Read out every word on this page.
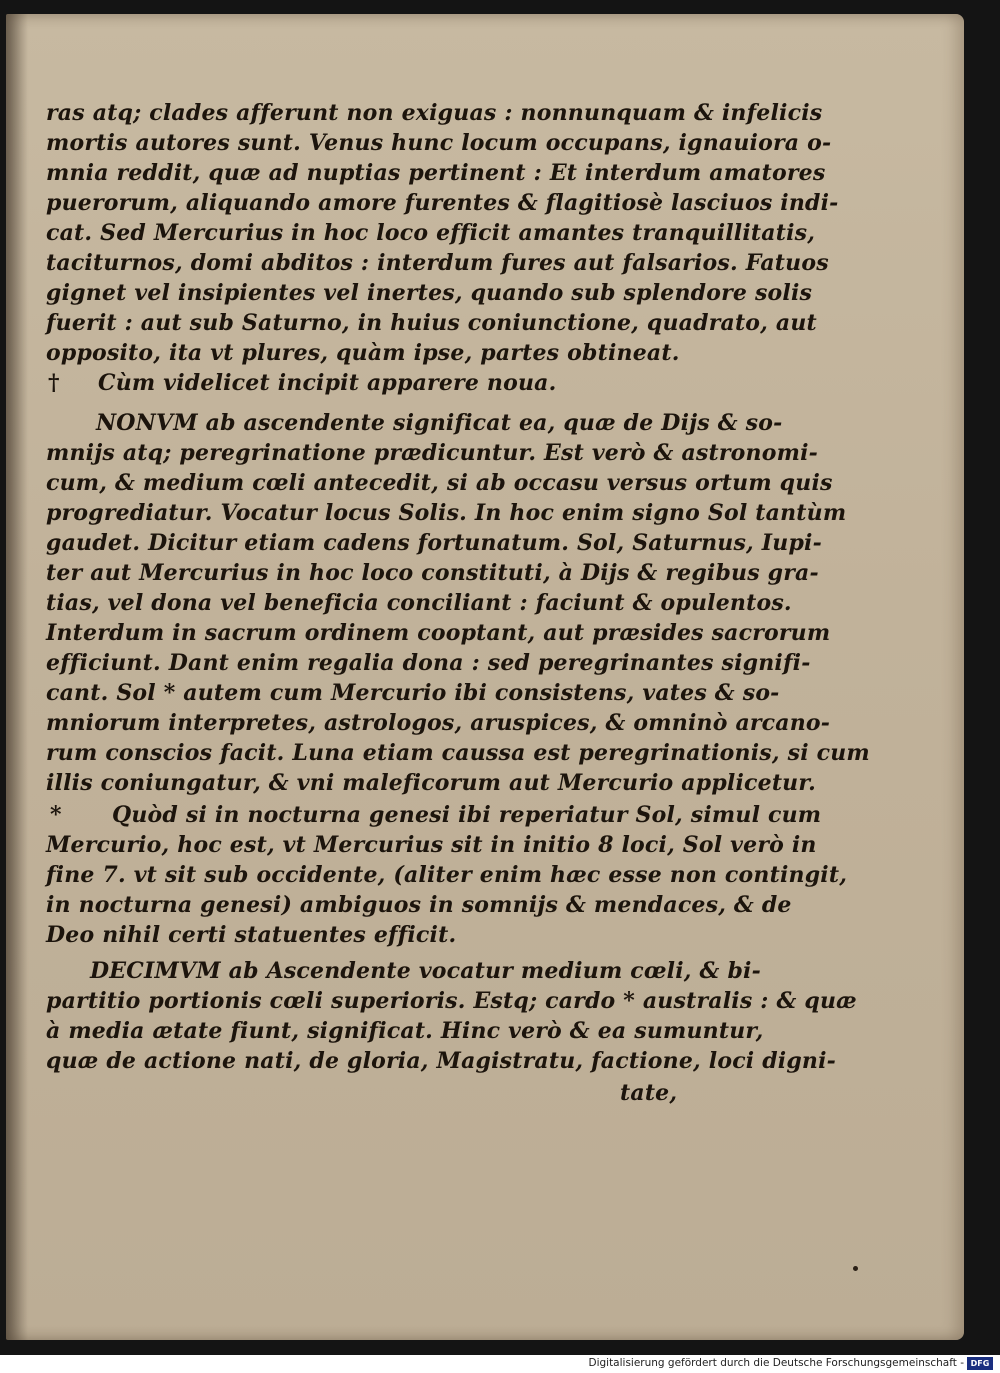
ras atq; clades afferunt non exiguas : nonnunquam & infelicis
mortis autores sunt. Venus hunc locum occupans, ignauiora o-
mnia reddit, quæ ad nuptias pertinent : Et interdum amatores
puerorum, aliquando amore furentes & flagitiosè lasciuos indi-
cat. Sed Mercurius in hoc loco efficit amantes tranquillitatis,
taciturnos, domi abditos : interdum fures aut falsarios. Fatuos
gignet vel insipientes vel inertes, quando sub splendore solis
fuerit : aut sub Saturno, in huius coniunctione, quadrato, aut
opposito, ita vt plures, quàm ipse, partes obtineat.
† Cùm videlicet incipit apparere noua.
NONVM ab ascendente significat ea, quæ de Dijs & so-
mnijs atq; peregrinatione prædicuntur. Est verò & astronomi-
cum, & medium cœli antecedit, si ab occasu versus ortum quis
progrediatur. Vocatur locus Solis. In hoc enim signo Sol tantùm
gaudet. Dicitur etiam cadens fortunatum. Sol, Saturnus, Iupi-
ter aut Mercurius in hoc loco constituti, à Dijs & regibus gra-
tias, vel dona vel beneficia conciliant : faciunt & opulentos.
Interdum in sacrum ordinem cooptant, aut præsides sacrorum
efficiunt. Dant enim regalia dona : sed peregrinantes signifi-
cant. Sol * autem cum Mercurio ibi consistens, vates & so-
mniorum interpretes, astrologos, aruspices, & omninò arcano-
rum conscios facit. Luna etiam caussa est peregrinationis, si cum
illis coniungatur, & vni maleficorum aut Mercurio applicetur.
* Quòd si in nocturna genesi ibi reperiatur Sol, simul cum
Mercurio, hoc est, vt Mercurius sit in initio 8 loci, Sol verò in
fine 7. vt sit sub occidente, (aliter enim hæc esse non contingit,
in nocturna genesi) ambiguos in somnijs & mendaces, & de
Deo nihil certi statuentes efficit.
DECIMVM ab Ascendente vocatur medium cœli, & bi-
partitio portionis cœli superioris. Estq; cardo * australis : & quæ
à media ætate fiunt, significat. Hinc verò & ea sumuntur,
quæ de actione nati, de gloria, Magistratu, factione, loci digni-
tate,
Digitalisierung gefördert durch die Deutsche Forschungsgemeinschaft - DFG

________________

**Activity**
Report the number of lines in the material above holding the word "genesi", without anything else.

**Task output**
2